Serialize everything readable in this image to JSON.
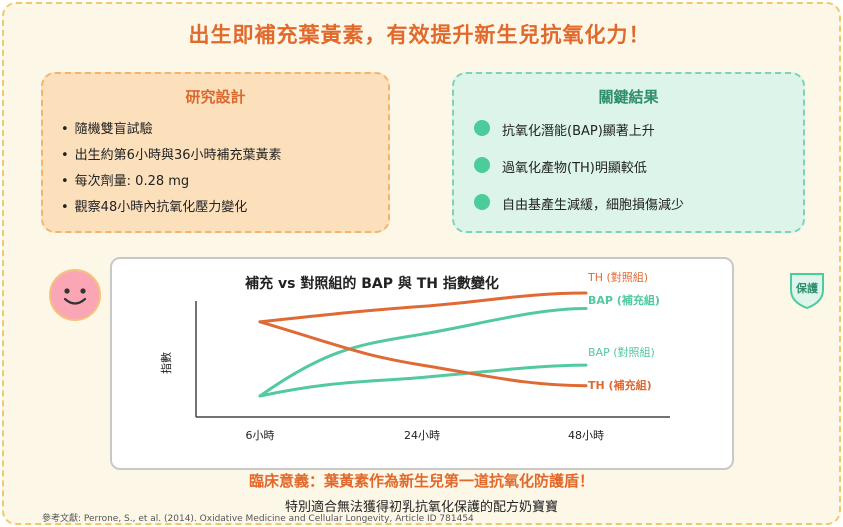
{
  "title": "出生即補充葉黃素，有效提升新生兒抗氧化力！",
  "design": {
    "title": "研究設計",
    "items": [
      "隨機雙盲試驗",
      "出生約第6小時與36小時補充葉黃素",
      "每次劑量: 0.28 mg",
      "觀察48小時內抗氧化壓力變化"
    ]
  },
  "results": {
    "title": "關鍵結果",
    "items": [
      "抗氧化潛能(BAP)顯著上升",
      "過氧化產物(TH)明顯較低",
      "自由基產生減緩，細胞損傷減少"
    ]
  },
  "badge": "保護",
  "chart_data": {
    "type": "line",
    "title": "補充 vs 對照組的 BAP 與 TH 指數變化",
    "ylabel": "指數",
    "xlabel": "",
    "categories": [
      "6小時",
      "24小時",
      "48小時"
    ],
    "series": [
      {
        "name": "TH (對照組)",
        "color": "#e06a33",
        "values": [
          0.72,
          0.87,
          1.0
        ]
      },
      {
        "name": "BAP (補充組)",
        "color": "#52c99e",
        "values": [
          0.0,
          0.6,
          0.85
        ]
      },
      {
        "name": "BAP (對照組)",
        "color": "#52c99e",
        "values": [
          0.0,
          0.18,
          0.3
        ]
      },
      {
        "name": "TH (補充組)",
        "color": "#e06a33",
        "values": [
          0.72,
          0.3,
          0.1
        ]
      }
    ],
    "grid": false
  },
  "meaning": "臨床意義：葉黃素作為新生兒第一道抗氧化防護盾！",
  "note": "特別適合無法獲得初乳抗氧化保護的配方奶寶寶",
  "reference": "參考文獻: Perrone, S., et al. (2014). Oxidative Medicine and Cellular Longevity, Article ID 781454"
}
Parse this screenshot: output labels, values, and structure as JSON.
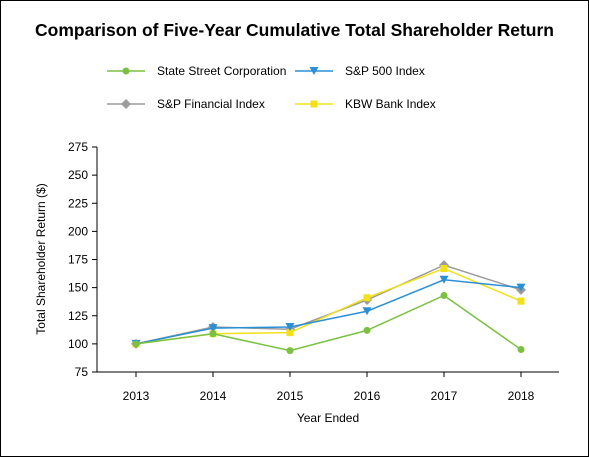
{
  "chart_data": {
    "type": "line",
    "title": "Comparison of Five-Year Cumulative Total Shareholder Return",
    "xlabel": "Year Ended",
    "ylabel": "Total Shareholder Return ($)",
    "x": [
      "2013",
      "2014",
      "2015",
      "2016",
      "2017",
      "2018"
    ],
    "ylim": [
      75,
      275
    ],
    "yticks": [
      75,
      100,
      125,
      150,
      175,
      200,
      225,
      250,
      275
    ],
    "grid": false,
    "legend_position": "top",
    "series": [
      {
        "name": "State Street Corporation",
        "color": "#7ac142",
        "marker": "circle",
        "values": [
          100,
          109,
          94,
          112,
          143,
          95
        ]
      },
      {
        "name": "S&P 500 Index",
        "color": "#2b8fd6",
        "marker": "triangle-down",
        "values": [
          100,
          114,
          115,
          129,
          157,
          150
        ]
      },
      {
        "name": "S&P Financial Index",
        "color": "#9b9b9b",
        "marker": "diamond",
        "values": [
          100,
          115,
          113,
          139,
          170,
          148
        ]
      },
      {
        "name": "KBW Bank Index",
        "color": "#f2e01a",
        "marker": "square",
        "values": [
          100,
          109,
          110,
          141,
          167,
          138
        ]
      }
    ]
  }
}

···

Directions for this task: Set down every entry word for word, but omit the pictures.

Response to this task:
Serialize everything readable in this image to JSON.
{
  "title": "出生即補充葉黃素，有效提升新生兒抗氧化力！",
  "design": {
    "title": "研究設計",
    "items": [
      "隨機雙盲試驗",
      "出生約第6小時與36小時補充葉黃素",
      "每次劑量: 0.28 mg",
      "觀察48小時內抗氧化壓力變化"
    ]
  },
  "results": {
    "title": "關鍵結果",
    "items": [
      "抗氧化潛能(BAP)顯著上升",
      "過氧化產物(TH)明顯較低",
      "自由基產生減緩，細胞損傷減少"
    ]
  },
  "badge": "保護",
  "chart_data": {
    "type": "line",
    "title": "補充 vs 對照組的 BAP 與 TH 指數變化",
    "ylabel": "指數",
    "xlabel": "",
    "categories": [
      "6小時",
      "24小時",
      "48小時"
    ],
    "series": [
      {
        "name": "TH (對照組)",
        "color": "#e06a33",
        "values": [
          0.72,
          0.87,
          1.0
        ]
      },
      {
        "name": "BAP (補充組)",
        "color": "#52c99e",
        "values": [
          0.0,
          0.6,
          0.85
        ]
      },
      {
        "name": "BAP (對照組)",
        "color": "#52c99e",
        "values": [
          0.0,
          0.18,
          0.3
        ]
      },
      {
        "name": "TH (補充組)",
        "color": "#e06a33",
        "values": [
          0.72,
          0.3,
          0.1
        ]
      }
    ],
    "grid": false
  },
  "meaning": "臨床意義：葉黃素作為新生兒第一道抗氧化防護盾！",
  "note": "特別適合無法獲得初乳抗氧化保護的配方奶寶寶",
  "reference": "參考文獻: Perrone, S., et al. (2014). Oxidative Medicine and Cellular Longevity, Article ID 781454"
}
Parse this screenshot: output labels, values, and structure as JSON.
{
  "chart_data": {
    "type": "line",
    "title": "Comparison of Five-Year Cumulative Total Shareholder Return",
    "xlabel": "Year Ended",
    "ylabel": "Total Shareholder Return ($)",
    "x": [
      "2013",
      "2014",
      "2015",
      "2016",
      "2017",
      "2018"
    ],
    "ylim": [
      75,
      275
    ],
    "yticks": [
      75,
      100,
      125,
      150,
      175,
      200,
      225,
      250,
      275
    ],
    "grid": false,
    "legend_position": "top",
    "series": [
      {
        "name": "State Street Corporation",
        "color": "#7ac142",
        "marker": "circle",
        "values": [
          100,
          109,
          94,
          112,
          143,
          95
        ]
      },
      {
        "name": "S&P 500 Index",
        "color": "#2b8fd6",
        "marker": "triangle-down",
        "values": [
          100,
          114,
          115,
          129,
          157,
          150
        ]
      },
      {
        "name": "S&P Financial Index",
        "color": "#9b9b9b",
        "marker": "diamond",
        "values": [
          100,
          115,
          113,
          139,
          170,
          148
        ]
      },
      {
        "name": "KBW Bank Index",
        "color": "#f2e01a",
        "marker": "square",
        "values": [
          100,
          109,
          110,
          141,
          167,
          138
        ]
      }
    ]
  }
}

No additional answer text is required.